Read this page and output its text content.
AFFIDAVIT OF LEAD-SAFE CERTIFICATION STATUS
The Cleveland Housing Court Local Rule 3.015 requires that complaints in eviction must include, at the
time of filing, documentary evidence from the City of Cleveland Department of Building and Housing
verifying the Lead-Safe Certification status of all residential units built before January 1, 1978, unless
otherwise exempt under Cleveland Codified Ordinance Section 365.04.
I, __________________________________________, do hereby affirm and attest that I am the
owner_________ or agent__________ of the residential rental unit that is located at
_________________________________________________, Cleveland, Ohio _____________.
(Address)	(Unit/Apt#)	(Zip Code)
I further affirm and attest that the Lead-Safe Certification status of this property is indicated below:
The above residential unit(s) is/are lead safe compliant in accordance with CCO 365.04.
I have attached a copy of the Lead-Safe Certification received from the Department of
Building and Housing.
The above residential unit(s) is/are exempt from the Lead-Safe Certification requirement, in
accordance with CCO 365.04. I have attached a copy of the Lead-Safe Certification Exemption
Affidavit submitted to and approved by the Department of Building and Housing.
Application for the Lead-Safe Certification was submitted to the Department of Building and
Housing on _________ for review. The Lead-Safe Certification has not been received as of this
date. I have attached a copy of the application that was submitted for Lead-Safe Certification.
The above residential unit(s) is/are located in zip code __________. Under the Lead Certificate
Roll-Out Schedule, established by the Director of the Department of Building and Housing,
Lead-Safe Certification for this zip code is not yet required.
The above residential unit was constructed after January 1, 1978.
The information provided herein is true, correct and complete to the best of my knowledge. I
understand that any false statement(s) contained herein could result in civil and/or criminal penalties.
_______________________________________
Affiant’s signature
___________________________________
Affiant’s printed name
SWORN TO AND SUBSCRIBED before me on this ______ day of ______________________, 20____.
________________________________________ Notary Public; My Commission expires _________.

-*-

§ **PROBLEM**
Search the preceding listing for the word "with" and pull out every line that holds it.

§ **TASK RESULT**
The above residential unit(s) is/are lead safe compliant in accordance with CCO 365.04.
accordance with CCO 365.04. I have attached a copy of the Lead-Safe Certification Exemption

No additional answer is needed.